What you have to do
Copy out every line of the records where the string "Default" occurs.

───── Provided records

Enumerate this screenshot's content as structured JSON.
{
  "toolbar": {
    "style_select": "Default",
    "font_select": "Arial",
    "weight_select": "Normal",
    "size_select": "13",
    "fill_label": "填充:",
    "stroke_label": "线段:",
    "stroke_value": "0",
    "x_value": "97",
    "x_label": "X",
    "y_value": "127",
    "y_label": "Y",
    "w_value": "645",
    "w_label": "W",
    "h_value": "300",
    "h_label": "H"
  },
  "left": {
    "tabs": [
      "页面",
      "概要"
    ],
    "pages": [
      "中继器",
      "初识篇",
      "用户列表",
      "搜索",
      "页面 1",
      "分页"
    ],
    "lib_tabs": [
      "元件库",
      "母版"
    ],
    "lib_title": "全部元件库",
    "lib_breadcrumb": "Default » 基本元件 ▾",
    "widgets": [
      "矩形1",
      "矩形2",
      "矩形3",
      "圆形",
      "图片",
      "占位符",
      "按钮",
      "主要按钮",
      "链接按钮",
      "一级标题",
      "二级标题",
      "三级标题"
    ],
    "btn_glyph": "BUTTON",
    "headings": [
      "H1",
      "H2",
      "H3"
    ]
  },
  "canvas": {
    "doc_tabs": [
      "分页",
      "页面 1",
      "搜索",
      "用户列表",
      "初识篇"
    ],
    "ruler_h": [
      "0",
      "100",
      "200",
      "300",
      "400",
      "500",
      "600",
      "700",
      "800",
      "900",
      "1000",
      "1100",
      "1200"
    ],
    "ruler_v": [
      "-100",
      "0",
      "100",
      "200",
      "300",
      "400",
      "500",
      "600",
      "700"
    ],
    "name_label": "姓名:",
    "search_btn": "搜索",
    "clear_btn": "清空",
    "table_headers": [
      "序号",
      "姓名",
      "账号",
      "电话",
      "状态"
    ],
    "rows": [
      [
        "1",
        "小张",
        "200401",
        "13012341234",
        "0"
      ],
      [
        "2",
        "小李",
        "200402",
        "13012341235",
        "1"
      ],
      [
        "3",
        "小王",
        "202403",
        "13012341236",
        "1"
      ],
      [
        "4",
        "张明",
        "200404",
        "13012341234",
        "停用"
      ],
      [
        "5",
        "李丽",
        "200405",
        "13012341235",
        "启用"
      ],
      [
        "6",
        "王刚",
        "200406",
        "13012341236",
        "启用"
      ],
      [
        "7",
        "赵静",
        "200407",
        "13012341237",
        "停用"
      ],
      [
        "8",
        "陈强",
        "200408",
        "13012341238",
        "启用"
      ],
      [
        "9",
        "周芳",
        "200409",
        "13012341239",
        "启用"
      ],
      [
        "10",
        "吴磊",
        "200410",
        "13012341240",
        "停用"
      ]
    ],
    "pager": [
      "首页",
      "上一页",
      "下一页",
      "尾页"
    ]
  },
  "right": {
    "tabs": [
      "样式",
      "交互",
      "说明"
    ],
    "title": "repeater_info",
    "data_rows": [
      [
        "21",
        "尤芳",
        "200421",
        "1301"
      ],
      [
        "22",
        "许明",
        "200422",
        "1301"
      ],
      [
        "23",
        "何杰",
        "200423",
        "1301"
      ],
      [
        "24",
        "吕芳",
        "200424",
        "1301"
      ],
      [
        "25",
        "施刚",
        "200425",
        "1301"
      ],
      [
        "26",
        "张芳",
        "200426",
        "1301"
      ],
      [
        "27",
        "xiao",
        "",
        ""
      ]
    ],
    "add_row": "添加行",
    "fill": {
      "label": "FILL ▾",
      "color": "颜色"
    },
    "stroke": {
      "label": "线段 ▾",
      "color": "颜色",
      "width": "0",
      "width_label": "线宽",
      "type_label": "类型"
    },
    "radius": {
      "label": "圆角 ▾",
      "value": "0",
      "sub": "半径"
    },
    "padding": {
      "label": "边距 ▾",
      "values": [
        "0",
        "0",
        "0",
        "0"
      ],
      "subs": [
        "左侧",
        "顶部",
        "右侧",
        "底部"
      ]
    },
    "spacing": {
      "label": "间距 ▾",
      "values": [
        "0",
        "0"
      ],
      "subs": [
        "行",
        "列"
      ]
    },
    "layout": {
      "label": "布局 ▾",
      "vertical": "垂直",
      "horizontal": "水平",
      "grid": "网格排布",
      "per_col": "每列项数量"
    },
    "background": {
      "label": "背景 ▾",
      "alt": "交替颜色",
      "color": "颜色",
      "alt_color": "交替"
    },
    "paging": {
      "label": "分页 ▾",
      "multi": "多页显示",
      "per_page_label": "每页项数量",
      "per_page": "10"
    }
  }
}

──────────

The result
    "style_select": "Default",
    "lib_breadcrumb": "Default » 基本元件 ▾",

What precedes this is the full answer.